Exercise details: Return every line of the data below that includes the string "content".

Stored data
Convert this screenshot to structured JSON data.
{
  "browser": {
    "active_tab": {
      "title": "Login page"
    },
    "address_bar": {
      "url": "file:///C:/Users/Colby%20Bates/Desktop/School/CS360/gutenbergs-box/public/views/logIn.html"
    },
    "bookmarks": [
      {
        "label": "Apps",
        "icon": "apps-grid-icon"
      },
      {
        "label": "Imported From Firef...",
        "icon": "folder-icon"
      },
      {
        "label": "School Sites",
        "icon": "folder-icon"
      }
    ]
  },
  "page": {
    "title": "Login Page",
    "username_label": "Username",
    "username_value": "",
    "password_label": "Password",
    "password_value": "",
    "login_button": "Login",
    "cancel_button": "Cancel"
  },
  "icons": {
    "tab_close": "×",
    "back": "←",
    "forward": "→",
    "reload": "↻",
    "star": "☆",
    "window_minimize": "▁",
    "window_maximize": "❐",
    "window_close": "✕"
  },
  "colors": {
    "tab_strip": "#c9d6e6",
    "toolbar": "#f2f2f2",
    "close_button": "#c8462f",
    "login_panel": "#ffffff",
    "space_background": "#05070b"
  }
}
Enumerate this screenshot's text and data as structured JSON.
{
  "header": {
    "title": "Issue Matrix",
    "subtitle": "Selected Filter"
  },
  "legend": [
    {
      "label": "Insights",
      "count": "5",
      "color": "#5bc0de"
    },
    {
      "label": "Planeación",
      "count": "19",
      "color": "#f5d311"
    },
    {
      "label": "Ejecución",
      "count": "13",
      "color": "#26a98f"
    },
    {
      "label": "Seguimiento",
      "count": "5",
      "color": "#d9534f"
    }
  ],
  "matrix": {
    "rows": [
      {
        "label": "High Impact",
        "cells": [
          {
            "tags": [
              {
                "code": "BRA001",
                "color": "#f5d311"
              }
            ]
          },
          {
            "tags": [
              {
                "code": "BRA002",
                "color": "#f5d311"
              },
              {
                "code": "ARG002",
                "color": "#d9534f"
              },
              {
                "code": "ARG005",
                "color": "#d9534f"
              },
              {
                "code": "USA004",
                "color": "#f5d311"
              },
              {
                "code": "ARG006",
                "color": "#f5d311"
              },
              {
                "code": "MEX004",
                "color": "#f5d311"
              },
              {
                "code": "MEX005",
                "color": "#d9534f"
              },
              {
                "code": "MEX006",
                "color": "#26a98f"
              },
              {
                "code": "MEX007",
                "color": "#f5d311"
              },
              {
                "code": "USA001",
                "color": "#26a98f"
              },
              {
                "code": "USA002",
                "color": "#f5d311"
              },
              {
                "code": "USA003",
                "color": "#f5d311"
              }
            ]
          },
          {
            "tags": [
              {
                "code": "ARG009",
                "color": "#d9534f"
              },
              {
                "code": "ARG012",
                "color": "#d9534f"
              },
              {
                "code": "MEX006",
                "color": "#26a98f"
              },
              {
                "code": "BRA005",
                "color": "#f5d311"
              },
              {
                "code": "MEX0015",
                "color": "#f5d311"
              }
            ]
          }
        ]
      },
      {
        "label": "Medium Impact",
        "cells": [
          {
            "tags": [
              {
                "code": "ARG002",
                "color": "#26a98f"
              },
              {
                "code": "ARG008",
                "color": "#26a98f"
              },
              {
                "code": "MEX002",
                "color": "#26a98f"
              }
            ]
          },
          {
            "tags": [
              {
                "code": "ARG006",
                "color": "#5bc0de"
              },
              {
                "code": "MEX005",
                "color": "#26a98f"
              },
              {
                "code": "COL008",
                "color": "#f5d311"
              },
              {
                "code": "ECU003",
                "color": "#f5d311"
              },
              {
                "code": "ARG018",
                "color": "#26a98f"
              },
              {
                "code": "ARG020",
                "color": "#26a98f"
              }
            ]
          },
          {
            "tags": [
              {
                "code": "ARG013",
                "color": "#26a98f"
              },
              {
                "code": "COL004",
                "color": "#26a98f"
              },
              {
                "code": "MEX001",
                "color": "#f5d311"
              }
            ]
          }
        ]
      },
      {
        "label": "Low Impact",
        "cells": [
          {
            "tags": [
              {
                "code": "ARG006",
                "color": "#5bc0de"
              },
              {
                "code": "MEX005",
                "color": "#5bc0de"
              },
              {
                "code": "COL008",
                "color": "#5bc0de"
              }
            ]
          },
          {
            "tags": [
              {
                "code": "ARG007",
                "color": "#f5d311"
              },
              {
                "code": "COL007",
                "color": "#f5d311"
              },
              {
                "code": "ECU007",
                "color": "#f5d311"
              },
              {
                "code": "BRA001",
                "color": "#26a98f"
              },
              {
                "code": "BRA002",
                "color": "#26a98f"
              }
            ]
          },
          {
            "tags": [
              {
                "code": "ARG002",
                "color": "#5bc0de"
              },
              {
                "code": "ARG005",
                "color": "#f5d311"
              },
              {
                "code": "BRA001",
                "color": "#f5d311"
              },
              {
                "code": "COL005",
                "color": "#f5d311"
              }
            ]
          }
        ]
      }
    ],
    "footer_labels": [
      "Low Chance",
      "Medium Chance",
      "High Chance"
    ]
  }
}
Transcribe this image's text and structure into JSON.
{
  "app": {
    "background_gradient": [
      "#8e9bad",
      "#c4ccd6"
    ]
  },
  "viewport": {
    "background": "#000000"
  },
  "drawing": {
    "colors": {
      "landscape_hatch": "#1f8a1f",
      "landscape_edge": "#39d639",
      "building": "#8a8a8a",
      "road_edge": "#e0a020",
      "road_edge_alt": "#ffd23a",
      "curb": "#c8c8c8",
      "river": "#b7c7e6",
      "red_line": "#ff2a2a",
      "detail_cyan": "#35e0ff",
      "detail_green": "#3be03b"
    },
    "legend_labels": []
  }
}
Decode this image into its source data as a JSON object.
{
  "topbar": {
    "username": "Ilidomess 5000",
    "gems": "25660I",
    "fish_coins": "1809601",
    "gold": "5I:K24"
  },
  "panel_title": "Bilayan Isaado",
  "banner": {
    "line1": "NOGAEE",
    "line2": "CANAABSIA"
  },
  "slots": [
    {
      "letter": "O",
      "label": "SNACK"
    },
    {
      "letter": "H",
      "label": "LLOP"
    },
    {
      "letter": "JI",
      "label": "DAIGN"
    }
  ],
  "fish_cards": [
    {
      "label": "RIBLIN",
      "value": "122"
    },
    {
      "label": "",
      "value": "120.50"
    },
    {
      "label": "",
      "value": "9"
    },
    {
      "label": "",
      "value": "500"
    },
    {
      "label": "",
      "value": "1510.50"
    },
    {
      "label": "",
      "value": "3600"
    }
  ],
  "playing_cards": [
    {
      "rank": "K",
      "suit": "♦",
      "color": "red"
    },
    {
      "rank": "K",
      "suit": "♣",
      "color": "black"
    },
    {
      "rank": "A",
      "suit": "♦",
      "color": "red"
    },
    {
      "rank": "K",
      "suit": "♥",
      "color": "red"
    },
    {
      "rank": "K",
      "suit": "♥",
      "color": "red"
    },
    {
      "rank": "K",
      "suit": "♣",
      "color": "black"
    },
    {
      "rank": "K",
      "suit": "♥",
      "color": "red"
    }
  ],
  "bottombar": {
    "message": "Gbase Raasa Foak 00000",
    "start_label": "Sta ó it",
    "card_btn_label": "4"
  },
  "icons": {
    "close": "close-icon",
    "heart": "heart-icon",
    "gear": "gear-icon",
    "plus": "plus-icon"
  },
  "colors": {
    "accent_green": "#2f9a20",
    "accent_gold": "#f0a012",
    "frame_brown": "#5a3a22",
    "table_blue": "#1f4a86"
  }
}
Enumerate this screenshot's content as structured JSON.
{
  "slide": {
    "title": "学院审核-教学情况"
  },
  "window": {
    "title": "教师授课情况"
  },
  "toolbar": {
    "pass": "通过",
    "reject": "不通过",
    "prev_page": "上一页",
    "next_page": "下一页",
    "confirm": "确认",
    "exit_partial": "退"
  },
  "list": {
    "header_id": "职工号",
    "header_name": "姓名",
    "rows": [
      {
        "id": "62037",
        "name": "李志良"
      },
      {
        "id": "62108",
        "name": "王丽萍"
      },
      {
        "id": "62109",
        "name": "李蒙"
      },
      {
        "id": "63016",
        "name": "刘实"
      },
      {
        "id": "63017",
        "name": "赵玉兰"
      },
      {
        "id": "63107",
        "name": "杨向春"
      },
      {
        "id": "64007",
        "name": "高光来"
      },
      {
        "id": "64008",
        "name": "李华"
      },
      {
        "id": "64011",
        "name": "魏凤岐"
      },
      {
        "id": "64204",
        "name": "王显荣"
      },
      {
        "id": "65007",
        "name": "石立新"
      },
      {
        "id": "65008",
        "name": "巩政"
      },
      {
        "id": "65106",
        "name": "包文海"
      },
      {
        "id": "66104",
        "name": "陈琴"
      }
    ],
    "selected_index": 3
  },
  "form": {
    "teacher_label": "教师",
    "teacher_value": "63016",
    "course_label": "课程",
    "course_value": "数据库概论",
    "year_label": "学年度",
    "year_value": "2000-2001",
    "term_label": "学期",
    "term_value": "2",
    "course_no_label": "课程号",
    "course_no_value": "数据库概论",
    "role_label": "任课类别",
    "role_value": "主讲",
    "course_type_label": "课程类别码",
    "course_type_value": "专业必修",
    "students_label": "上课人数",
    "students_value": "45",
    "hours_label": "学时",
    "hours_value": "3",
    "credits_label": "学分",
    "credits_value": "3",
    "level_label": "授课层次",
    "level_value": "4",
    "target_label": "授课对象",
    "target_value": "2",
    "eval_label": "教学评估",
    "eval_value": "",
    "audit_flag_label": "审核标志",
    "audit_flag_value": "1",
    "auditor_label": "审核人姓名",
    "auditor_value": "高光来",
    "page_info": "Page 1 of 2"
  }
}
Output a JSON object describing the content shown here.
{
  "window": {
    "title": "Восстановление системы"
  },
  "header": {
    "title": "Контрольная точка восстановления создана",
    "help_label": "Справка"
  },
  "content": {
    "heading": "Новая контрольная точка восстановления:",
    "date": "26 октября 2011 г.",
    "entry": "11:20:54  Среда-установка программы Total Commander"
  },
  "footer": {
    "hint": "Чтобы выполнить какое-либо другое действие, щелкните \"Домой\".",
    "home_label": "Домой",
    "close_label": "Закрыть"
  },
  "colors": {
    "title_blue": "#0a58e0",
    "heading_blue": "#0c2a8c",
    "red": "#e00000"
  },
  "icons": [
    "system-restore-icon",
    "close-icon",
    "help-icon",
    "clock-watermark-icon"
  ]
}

Result:
Enumerate this screenshot's content as structured JSON.
Output a JSON object describing the content shown here.
  "content": {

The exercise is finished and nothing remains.